Hoje, depois de muitos anos, abri e devorei inteirinho um gibi da Turma da Mônica, minha escola de escrita desde antes de eu sonhar em escrever.
Num mundo em que é “cool” autores e escritores citarem apenas nomes que consideram “pensadores” e “intelectuais” como sendo suas referências profissionais, talvez soe maluco alguém dizer que Mauricio de Sousa seja o cronista que mais teve influência em sua forma de transportar ideias para o papel, como é meu caso.
Como se o “pai da Mônica” não fosse um admirável e intelectual pensador, né? Mas, ok. O universo literário tem como um de seus principais ingredientes milenares a tal da arrogância mesmo. Como busco me manter avesso a pensamentos do tipo, não faço a menor questão em fugir de minhas raízes semânticas, porque, pra mim, é um baita orgulho ter Mauricio como mentor, mesmo que ele desconheça minha simples existência.
Desfrutar de uma publicação do Cebolinha na tarde desta sexta-feira foi como revisitar meu próprio passado, voltar no tempo.
É incrível como, mesmo aos 34 anos e diante de uma atordoada quarentena, algo tão simples tenha conseguido me transportar para o mágico bairro do Limoeiro, aquele que sempre sonhei em morar quando criança. Poderia ter imergido a essa leitura antes? Obviamente. Entretanto, a realidade é que o digital, inevitavelmente e infelizmente, tem sim nos distanciado do papel.
Claro que o olhar agora acaba sendo também técnico, divagando cada centímetro das páginas e apreciando detalhes relacionados à ilustração, roteiro, traços, diálogos, fontes, gírias, padronizações, contextos culturais, coloração, termos regionais, respeito à diversidade, qualidade de impressão, inclusão, enfim… prática inevitável, já que, sendo adulto, pai e trabalhando em comunicação, consigo ter um pouco a dimensão do cuidado e, o quão profissional e com amor cada detalhe é construído, da ideia até a banca.
Apesar dessa chamada observação técnica (não para avaliar, mas para aprender e admirar), é incrível como todo encanto pela Turma e a fantasia ao virar de cada página permanecem intactos dentro de mim. Algo que somente a narrativa construída pelo genial Mauricio de Sousa pode proporcionar de forma atemporal, uma vez que, também com brilhantismo, conseguiu, ao longo de tantas décadas, transmitir à sua equipe o espírito, o conceito, a missão e os valores de sua obra.
Nascido e criado em Guaianases, bairro da periferia de São Paulo/SP, lembro-me de que nunca tive condições de comprar as revistinhas. Para ter acesso a elas, era necessário esperar que meus primos emprestassem as deles depois de lerem.

# # # # # # #

## INSTRUÇÃO
Reescreva o trecho do texto sobre a Turma da Mônica que vai de "Hoje, depois de" até "é meu caso.", inclusive, substituindo "mundo" por "universo".

## CONTEÚDO DO MATERIAL
# # # # # # #

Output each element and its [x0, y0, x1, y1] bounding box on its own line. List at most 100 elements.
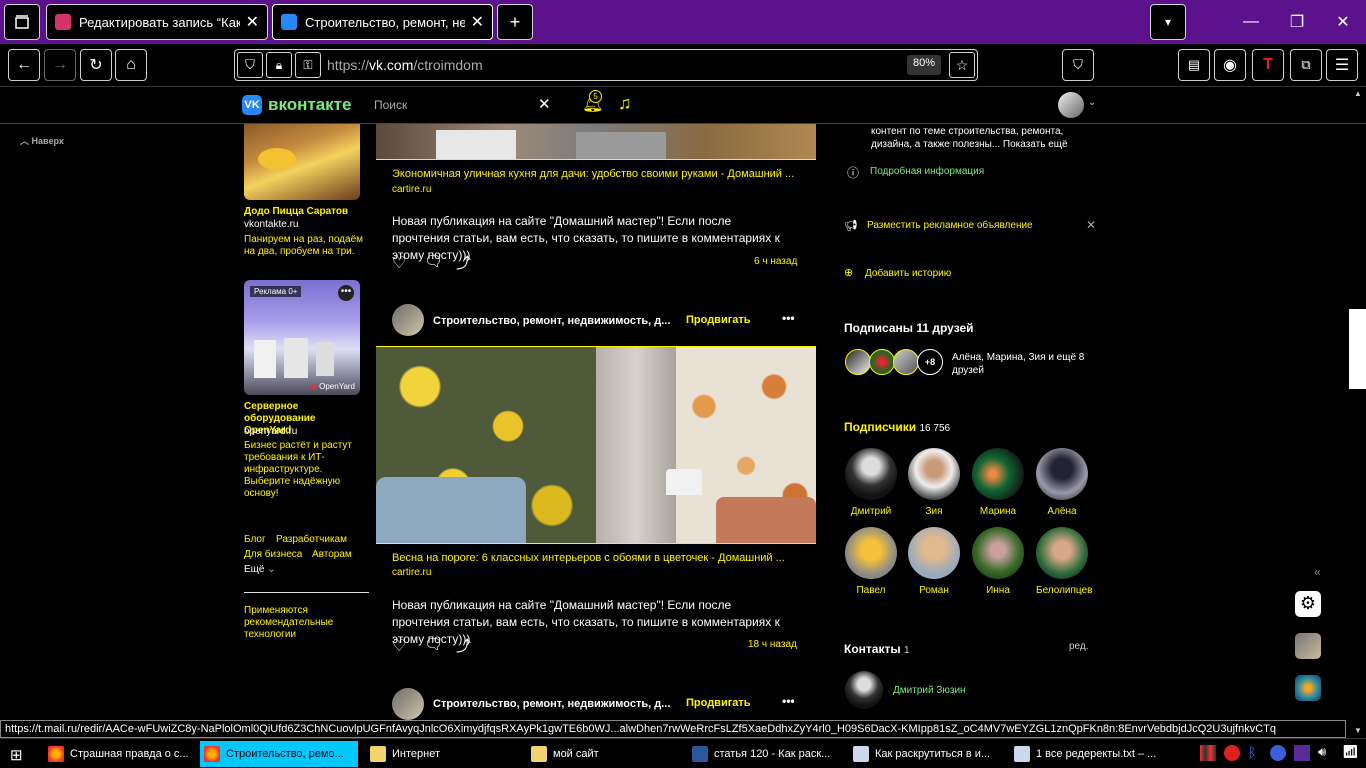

# # # # # # #

## RESULTADO
Hoje, depois de muitos anos, abri e devorei inteirinho um gibi da Turma da Mônica, minha escola de escrita desde antes de eu sonhar em escrever.
Num universo em que é “cool” autores e escritores citarem apenas nomes que consideram “pensadores” e “intelectuais” como sendo suas referências profissionais, talvez soe maluco alguém dizer que Mauricio de Sousa seja o cronista que mais teve influência em sua forma de transportar ideias para o papel, como é meu caso.